● **EXERCISE PROMPT**:
Leave out the pictures and transcribe the rest of the records exactly.

══ DATA LISTING ══

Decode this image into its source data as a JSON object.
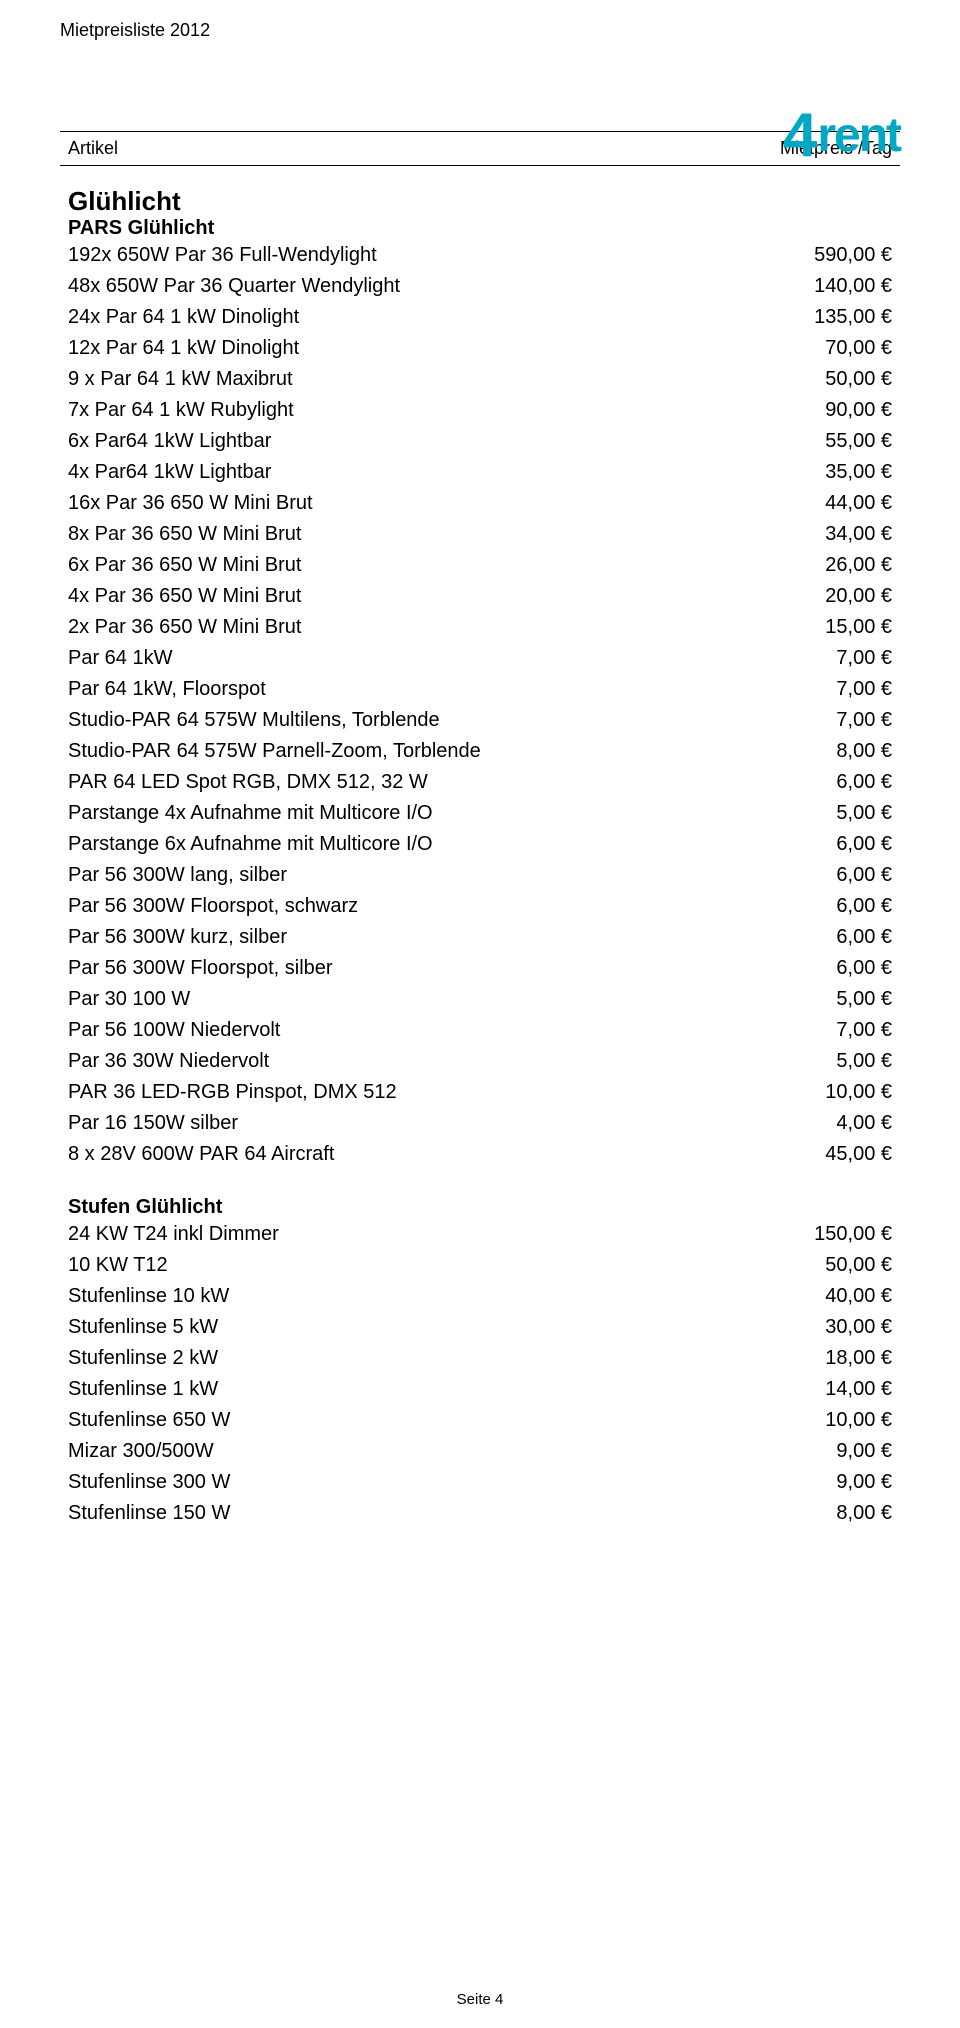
{
  "header": {
    "title": "Mietpreisliste 2012",
    "article_label": "Artikel",
    "price_label": "Mietpreis /Tag"
  },
  "logo": {
    "prefix": "4",
    "suffix": "rent",
    "color": "#00a8c6"
  },
  "currency": "€",
  "section1": {
    "title": "Glühlicht",
    "sub1": {
      "title": "PARS Glühlicht",
      "items": [
        {
          "label": "192x 650W Par 36 Full-Wendylight",
          "price": "590,00"
        },
        {
          "label": "48x 650W Par 36 Quarter Wendylight",
          "price": "140,00"
        },
        {
          "label": "24x Par 64 1 kW Dinolight",
          "price": "135,00"
        },
        {
          "label": "12x Par 64 1 kW Dinolight",
          "price": "70,00"
        },
        {
          "label": "9 x Par 64 1 kW Maxibrut",
          "price": "50,00"
        },
        {
          "label": "7x Par 64 1 kW Rubylight",
          "price": "90,00"
        },
        {
          "label": "6x Par64 1kW Lightbar",
          "price": "55,00"
        },
        {
          "label": "4x Par64 1kW Lightbar",
          "price": "35,00"
        },
        {
          "label": "16x Par 36 650 W Mini Brut",
          "price": "44,00"
        },
        {
          "label": "8x Par 36 650 W Mini Brut",
          "price": "34,00"
        },
        {
          "label": "6x Par 36 650 W Mini Brut",
          "price": "26,00"
        },
        {
          "label": "4x Par 36 650 W Mini Brut",
          "price": "20,00"
        },
        {
          "label": "2x Par 36 650 W Mini Brut",
          "price": "15,00"
        },
        {
          "label": "Par 64 1kW",
          "price": "7,00"
        },
        {
          "label": "Par 64 1kW, Floorspot",
          "price": "7,00"
        },
        {
          "label": "Studio-PAR 64 575W Multilens, Torblende",
          "price": "7,00"
        },
        {
          "label": "Studio-PAR 64 575W Parnell-Zoom, Torblende",
          "price": "8,00"
        },
        {
          "label": "PAR 64 LED Spot RGB, DMX 512, 32 W",
          "price": "6,00"
        },
        {
          "label": "Parstange 4x Aufnahme mit Multicore I/O",
          "price": "5,00"
        },
        {
          "label": "Parstange 6x Aufnahme mit Multicore I/O",
          "price": "6,00"
        },
        {
          "label": "Par 56 300W lang, silber",
          "price": "6,00"
        },
        {
          "label": "Par 56 300W Floorspot, schwarz",
          "price": "6,00"
        },
        {
          "label": "Par 56 300W kurz, silber",
          "price": "6,00"
        },
        {
          "label": "Par 56 300W Floorspot, silber",
          "price": "6,00"
        },
        {
          "label": "Par 30 100 W",
          "price": "5,00"
        },
        {
          "label": "Par 56 100W Niedervolt",
          "price": "7,00"
        },
        {
          "label": "Par 36 30W Niedervolt",
          "price": "5,00"
        },
        {
          "label": "PAR 36 LED-RGB Pinspot, DMX 512",
          "price": "10,00"
        },
        {
          "label": "Par 16 150W silber",
          "price": "4,00"
        },
        {
          "label": "8 x 28V 600W PAR 64 Aircraft",
          "price": "45,00"
        }
      ]
    },
    "sub2": {
      "title": "Stufen Glühlicht",
      "items": [
        {
          "label": "24 KW T24 inkl Dimmer",
          "price": "150,00"
        },
        {
          "label": "10 KW T12",
          "price": "50,00"
        },
        {
          "label": "Stufenlinse 10 kW",
          "price": "40,00"
        },
        {
          "label": "Stufenlinse 5 kW",
          "price": "30,00"
        },
        {
          "label": "Stufenlinse 2 kW",
          "price": "18,00"
        },
        {
          "label": "Stufenlinse 1 kW",
          "price": "14,00"
        },
        {
          "label": "Stufenlinse 650 W",
          "price": "10,00"
        },
        {
          "label": "Mizar 300/500W",
          "price": "9,00"
        },
        {
          "label": "Stufenlinse 300 W",
          "price": "9,00"
        },
        {
          "label": "Stufenlinse 150 W",
          "price": "8,00"
        }
      ]
    }
  },
  "footer": {
    "text": "Seite 4"
  }
}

═══

● **EXERCISE RESULT**:
Decode this image into its source data as a JSON object.
{
  "header": {
    "title": "Mietpreisliste 2012",
    "article_label": "Artikel",
    "price_label": "Mietpreis /Tag"
  },
  "logo": {
    "prefix": "4",
    "suffix": "rent",
    "color": "#00a8c6"
  },
  "currency": "€",
  "section1": {
    "title": "Glühlicht",
    "sub1": {
      "title": "PARS Glühlicht",
      "items": [
        {
          "label": "192x 650W Par 36 Full-Wendylight",
          "price": "590,00"
        },
        {
          "label": "48x 650W Par 36 Quarter Wendylight",
          "price": "140,00"
        },
        {
          "label": "24x Par 64 1 kW Dinolight",
          "price": "135,00"
        },
        {
          "label": "12x Par 64 1 kW Dinolight",
          "price": "70,00"
        },
        {
          "label": "9 x Par 64 1 kW Maxibrut",
          "price": "50,00"
        },
        {
          "label": "7x Par 64 1 kW Rubylight",
          "price": "90,00"
        },
        {
          "label": "6x Par64 1kW Lightbar",
          "price": "55,00"
        },
        {
          "label": "4x Par64 1kW Lightbar",
          "price": "35,00"
        },
        {
          "label": "16x Par 36 650 W Mini Brut",
          "price": "44,00"
        },
        {
          "label": "8x Par 36 650 W Mini Brut",
          "price": "34,00"
        },
        {
          "label": "6x Par 36 650 W Mini Brut",
          "price": "26,00"
        },
        {
          "label": "4x Par 36 650 W Mini Brut",
          "price": "20,00"
        },
        {
          "label": "2x Par 36 650 W Mini Brut",
          "price": "15,00"
        },
        {
          "label": "Par 64 1kW",
          "price": "7,00"
        },
        {
          "label": "Par 64 1kW, Floorspot",
          "price": "7,00"
        },
        {
          "label": "Studio-PAR 64 575W Multilens, Torblende",
          "price": "7,00"
        },
        {
          "label": "Studio-PAR 64 575W Parnell-Zoom, Torblende",
          "price": "8,00"
        },
        {
          "label": "PAR 64 LED Spot RGB, DMX 512, 32 W",
          "price": "6,00"
        },
        {
          "label": "Parstange 4x Aufnahme mit Multicore I/O",
          "price": "5,00"
        },
        {
          "label": "Parstange 6x Aufnahme mit Multicore I/O",
          "price": "6,00"
        },
        {
          "label": "Par 56 300W lang, silber",
          "price": "6,00"
        },
        {
          "label": "Par 56 300W Floorspot, schwarz",
          "price": "6,00"
        },
        {
          "label": "Par 56 300W kurz, silber",
          "price": "6,00"
        },
        {
          "label": "Par 56 300W Floorspot, silber",
          "price": "6,00"
        },
        {
          "label": "Par 30 100 W",
          "price": "5,00"
        },
        {
          "label": "Par 56 100W Niedervolt",
          "price": "7,00"
        },
        {
          "label": "Par 36 30W Niedervolt",
          "price": "5,00"
        },
        {
          "label": "PAR 36 LED-RGB Pinspot, DMX 512",
          "price": "10,00"
        },
        {
          "label": "Par 16 150W silber",
          "price": "4,00"
        },
        {
          "label": "8 x 28V 600W PAR 64 Aircraft",
          "price": "45,00"
        }
      ]
    },
    "sub2": {
      "title": "Stufen Glühlicht",
      "items": [
        {
          "label": "24 KW T24 inkl Dimmer",
          "price": "150,00"
        },
        {
          "label": "10 KW T12",
          "price": "50,00"
        },
        {
          "label": "Stufenlinse 10 kW",
          "price": "40,00"
        },
        {
          "label": "Stufenlinse 5 kW",
          "price": "30,00"
        },
        {
          "label": "Stufenlinse 2 kW",
          "price": "18,00"
        },
        {
          "label": "Stufenlinse 1 kW",
          "price": "14,00"
        },
        {
          "label": "Stufenlinse 650 W",
          "price": "10,00"
        },
        {
          "label": "Mizar 300/500W",
          "price": "9,00"
        },
        {
          "label": "Stufenlinse 300 W",
          "price": "9,00"
        },
        {
          "label": "Stufenlinse 150 W",
          "price": "8,00"
        }
      ]
    }
  },
  "footer": {
    "text": "Seite 4"
  }
}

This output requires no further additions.